* BEGIN *
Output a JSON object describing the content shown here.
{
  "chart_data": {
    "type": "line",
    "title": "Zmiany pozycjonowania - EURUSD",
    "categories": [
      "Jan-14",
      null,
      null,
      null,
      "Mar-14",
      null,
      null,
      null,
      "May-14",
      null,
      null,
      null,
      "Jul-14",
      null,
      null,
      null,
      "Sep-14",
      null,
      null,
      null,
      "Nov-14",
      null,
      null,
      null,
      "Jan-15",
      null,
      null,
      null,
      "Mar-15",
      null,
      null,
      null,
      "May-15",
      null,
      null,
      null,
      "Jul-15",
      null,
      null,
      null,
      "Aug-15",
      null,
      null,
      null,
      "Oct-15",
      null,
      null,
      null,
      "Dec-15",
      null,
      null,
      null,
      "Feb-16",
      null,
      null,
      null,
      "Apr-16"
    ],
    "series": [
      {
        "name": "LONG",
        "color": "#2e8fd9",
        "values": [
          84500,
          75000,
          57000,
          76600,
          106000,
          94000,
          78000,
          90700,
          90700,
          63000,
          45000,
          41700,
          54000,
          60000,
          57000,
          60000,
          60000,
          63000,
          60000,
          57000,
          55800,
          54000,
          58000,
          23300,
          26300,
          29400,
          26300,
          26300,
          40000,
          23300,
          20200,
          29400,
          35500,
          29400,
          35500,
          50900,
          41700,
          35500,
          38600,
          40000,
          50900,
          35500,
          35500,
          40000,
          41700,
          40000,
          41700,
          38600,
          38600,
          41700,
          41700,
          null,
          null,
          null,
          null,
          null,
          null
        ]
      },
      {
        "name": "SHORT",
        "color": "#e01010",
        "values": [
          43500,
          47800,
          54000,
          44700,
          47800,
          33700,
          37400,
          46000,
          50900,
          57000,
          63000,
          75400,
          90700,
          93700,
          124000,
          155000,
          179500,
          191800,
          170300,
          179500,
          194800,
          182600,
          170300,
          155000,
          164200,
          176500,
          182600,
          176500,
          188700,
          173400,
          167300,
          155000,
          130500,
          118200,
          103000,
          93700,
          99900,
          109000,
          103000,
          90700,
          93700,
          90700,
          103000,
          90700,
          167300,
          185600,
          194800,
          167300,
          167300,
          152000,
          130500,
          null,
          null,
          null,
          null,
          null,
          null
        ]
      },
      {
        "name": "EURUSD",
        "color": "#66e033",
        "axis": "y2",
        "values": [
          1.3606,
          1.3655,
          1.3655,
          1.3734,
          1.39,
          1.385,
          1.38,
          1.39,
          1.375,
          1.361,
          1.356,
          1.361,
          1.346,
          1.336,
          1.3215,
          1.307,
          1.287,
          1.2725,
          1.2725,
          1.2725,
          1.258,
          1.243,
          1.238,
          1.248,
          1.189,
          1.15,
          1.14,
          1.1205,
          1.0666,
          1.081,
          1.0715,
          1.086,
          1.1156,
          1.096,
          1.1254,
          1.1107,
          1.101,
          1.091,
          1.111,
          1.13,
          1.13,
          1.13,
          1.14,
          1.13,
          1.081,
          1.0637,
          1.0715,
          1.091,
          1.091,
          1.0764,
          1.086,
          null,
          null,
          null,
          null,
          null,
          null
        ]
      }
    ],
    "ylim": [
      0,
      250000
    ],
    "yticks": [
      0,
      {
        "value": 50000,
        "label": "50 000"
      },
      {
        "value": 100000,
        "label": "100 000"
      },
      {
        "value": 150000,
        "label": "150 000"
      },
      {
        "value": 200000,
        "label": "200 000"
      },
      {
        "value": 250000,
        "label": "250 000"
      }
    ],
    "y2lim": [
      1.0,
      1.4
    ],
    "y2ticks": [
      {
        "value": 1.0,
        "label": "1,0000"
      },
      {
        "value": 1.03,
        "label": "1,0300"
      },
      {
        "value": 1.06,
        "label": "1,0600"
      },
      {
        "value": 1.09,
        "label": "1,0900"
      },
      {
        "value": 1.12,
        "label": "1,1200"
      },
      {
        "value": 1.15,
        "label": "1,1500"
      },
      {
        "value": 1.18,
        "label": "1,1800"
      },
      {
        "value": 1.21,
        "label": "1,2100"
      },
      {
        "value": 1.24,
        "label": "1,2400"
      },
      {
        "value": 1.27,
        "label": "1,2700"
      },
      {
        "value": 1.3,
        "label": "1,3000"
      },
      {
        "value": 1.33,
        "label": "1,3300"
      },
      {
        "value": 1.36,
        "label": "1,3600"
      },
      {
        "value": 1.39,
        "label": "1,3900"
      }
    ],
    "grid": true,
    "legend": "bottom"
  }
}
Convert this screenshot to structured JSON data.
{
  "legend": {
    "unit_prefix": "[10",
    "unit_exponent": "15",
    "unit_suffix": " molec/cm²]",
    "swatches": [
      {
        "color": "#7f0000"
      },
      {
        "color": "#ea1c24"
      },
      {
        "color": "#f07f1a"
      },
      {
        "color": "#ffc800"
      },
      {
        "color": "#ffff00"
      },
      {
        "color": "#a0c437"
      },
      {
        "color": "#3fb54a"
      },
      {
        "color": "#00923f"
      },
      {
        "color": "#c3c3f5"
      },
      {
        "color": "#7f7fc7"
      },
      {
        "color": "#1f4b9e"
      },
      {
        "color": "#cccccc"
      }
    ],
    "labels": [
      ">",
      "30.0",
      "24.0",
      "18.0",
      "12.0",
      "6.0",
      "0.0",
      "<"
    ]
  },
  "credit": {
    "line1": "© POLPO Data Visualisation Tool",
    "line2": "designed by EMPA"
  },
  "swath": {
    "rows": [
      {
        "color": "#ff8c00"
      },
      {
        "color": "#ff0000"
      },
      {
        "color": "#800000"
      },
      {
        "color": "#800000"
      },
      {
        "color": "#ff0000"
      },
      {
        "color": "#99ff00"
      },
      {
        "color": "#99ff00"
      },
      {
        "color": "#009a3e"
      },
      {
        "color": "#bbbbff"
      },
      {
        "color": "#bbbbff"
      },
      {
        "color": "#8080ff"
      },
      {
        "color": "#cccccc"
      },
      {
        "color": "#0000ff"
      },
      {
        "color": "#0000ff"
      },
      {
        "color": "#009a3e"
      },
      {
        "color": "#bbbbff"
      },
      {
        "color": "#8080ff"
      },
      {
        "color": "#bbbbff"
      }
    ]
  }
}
* END *
EXERCISE OBJECTIVE –
Copy every line exactly. Leave nothing out.

FULL ANSWER –
Output a JSON object describing the content shown here.
{
  "chart_data": {
    "type": "line",
    "title": "Zmiany pozycjonowania - EURUSD",
    "categories": [
      "Jan-14",
      null,
      null,
      null,
      "Mar-14",
      null,
      null,
      null,
      "May-14",
      null,
      null,
      null,
      "Jul-14",
      null,
      null,
      null,
      "Sep-14",
      null,
      null,
      null,
      "Nov-14",
      null,
      null,
      null,
      "Jan-15",
      null,
      null,
      null,
      "Mar-15",
      null,
      null,
      null,
      "May-15",
      null,
      null,
      null,
      "Jul-15",
      null,
      null,
      null,
      "Aug-15",
      null,
      null,
      null,
      "Oct-15",
      null,
      null,
      null,
      "Dec-15",
      null,
      null,
      null,
      "Feb-16",
      null,
      null,
      null,
      "Apr-16"
    ],
    "series": [
      {
        "name": "LONG",
        "color": "#2e8fd9",
        "values": [
          84500,
          75000,
          57000,
          76600,
          106000,
          94000,
          78000,
          90700,
          90700,
          63000,
          45000,
          41700,
          54000,
          60000,
          57000,
          60000,
          60000,
          63000,
          60000,
          57000,
          55800,
          54000,
          58000,
          23300,
          26300,
          29400,
          26300,
          26300,
          40000,
          23300,
          20200,
          29400,
          35500,
          29400,
          35500,
          50900,
          41700,
          35500,
          38600,
          40000,
          50900,
          35500,
          35500,
          40000,
          41700,
          40000,
          41700,
          38600,
          38600,
          41700,
          41700,
          null,
          null,
          null,
          null,
          null,
          null
        ]
      },
      {
        "name": "SHORT",
        "color": "#e01010",
        "values": [
          43500,
          47800,
          54000,
          44700,
          47800,
          33700,
          37400,
          46000,
          50900,
          57000,
          63000,
          75400,
          90700,
          93700,
          124000,
          155000,
          179500,
          191800,
          170300,
          179500,
          194800,
          182600,
          170300,
          155000,
          164200,
          176500,
          182600,
          176500,
          188700,
          173400,
          167300,
          155000,
          130500,
          118200,
          103000,
          93700,
          99900,
          109000,
          103000,
          90700,
          93700,
          90700,
          103000,
          90700,
          167300,
          185600,
          194800,
          167300,
          167300,
          152000,
          130500,
          null,
          null,
          null,
          null,
          null,
          null
        ]
      },
      {
        "name": "EURUSD",
        "color": "#66e033",
        "axis": "y2",
        "values": [
          1.3606,
          1.3655,
          1.3655,
          1.3734,
          1.39,
          1.385,
          1.38,
          1.39,
          1.375,
          1.361,
          1.356,
          1.361,
          1.346,
          1.336,
          1.3215,
          1.307,
          1.287,
          1.2725,
          1.2725,
          1.2725,
          1.258,
          1.243,
          1.238,
          1.248,
          1.189,
          1.15,
          1.14,
          1.1205,
          1.0666,
          1.081,
          1.0715,
          1.086,
          1.1156,
          1.096,
          1.1254,
          1.1107,
          1.101,
          1.091,
          1.111,
          1.13,
          1.13,
          1.13,
          1.14,
          1.13,
          1.081,
          1.0637,
          1.0715,
          1.091,
          1.091,
          1.0764,
          1.086,
          null,
          null,
          null,
          null,
          null,
          null
        ]
      }
    ],
    "ylim": [
      0,
      250000
    ],
    "yticks": [
      0,
      {
        "value": 50000,
        "label": "50 000"
      },
      {
        "value": 100000,
        "label": "100 000"
      },
      {
        "value": 150000,
        "label": "150 000"
      },
      {
        "value": 200000,
        "label": "200 000"
      },
      {
        "value": 250000,
        "label": "250 000"
      }
    ],
    "y2lim": [
      1.0,
      1.4
    ],
    "y2ticks": [
      {
        "value": 1.0,
        "label": "1,0000"
      },
      {
        "value": 1.03,
        "label": "1,0300"
      },
      {
        "value": 1.06,
        "label": "1,0600"
      },
      {
        "value": 1.09,
        "label": "1,0900"
      },
      {
        "value": 1.12,
        "label": "1,1200"
      },
      {
        "value": 1.15,
        "label": "1,1500"
      },
      {
        "value": 1.18,
        "label": "1,1800"
      },
      {
        "value": 1.21,
        "label": "1,2100"
      },
      {
        "value": 1.24,
        "label": "1,2400"
      },
      {
        "value": 1.27,
        "label": "1,2700"
      },
      {
        "value": 1.3,
        "label": "1,3000"
      },
      {
        "value": 1.33,
        "label": "1,3300"
      },
      {
        "value": 1.36,
        "label": "1,3600"
      },
      {
        "value": 1.39,
        "label": "1,3900"
      }
    ],
    "grid": true,
    "legend": "bottom"
  }
}
Convert this screenshot to structured JSON data.
{
  "legend": {
    "unit_prefix": "[10",
    "unit_exponent": "15",
    "unit_suffix": " molec/cm²]",
    "swatches": [
      {
        "color": "#7f0000"
      },
      {
        "color": "#ea1c24"
      },
      {
        "color": "#f07f1a"
      },
      {
        "color": "#ffc800"
      },
      {
        "color": "#ffff00"
      },
      {
        "color": "#a0c437"
      },
      {
        "color": "#3fb54a"
      },
      {
        "color": "#00923f"
      },
      {
        "color": "#c3c3f5"
      },
      {
        "color": "#7f7fc7"
      },
      {
        "color": "#1f4b9e"
      },
      {
        "color": "#cccccc"
      }
    ],
    "labels": [
      ">",
      "30.0",
      "24.0",
      "18.0",
      "12.0",
      "6.0",
      "0.0",
      "<"
    ]
  },
  "credit": {
    "line1": "© POLPO Data Visualisation Tool",
    "line2": "designed by EMPA"
  },
  "swath": {
    "rows": [
      {
        "color": "#ff8c00"
      },
      {
        "color": "#ff0000"
      },
      {
        "color": "#800000"
      },
      {
        "color": "#800000"
      },
      {
        "color": "#ff0000"
      },
      {
        "color": "#99ff00"
      },
      {
        "color": "#99ff00"
      },
      {
        "color": "#009a3e"
      },
      {
        "color": "#bbbbff"
      },
      {
        "color": "#bbbbff"
      },
      {
        "color": "#8080ff"
      },
      {
        "color": "#cccccc"
      },
      {
        "color": "#0000ff"
      },
      {
        "color": "#0000ff"
      },
      {
        "color": "#009a3e"
      },
      {
        "color": "#bbbbff"
      },
      {
        "color": "#8080ff"
      },
      {
        "color": "#bbbbff"
      }
    ]
  }
}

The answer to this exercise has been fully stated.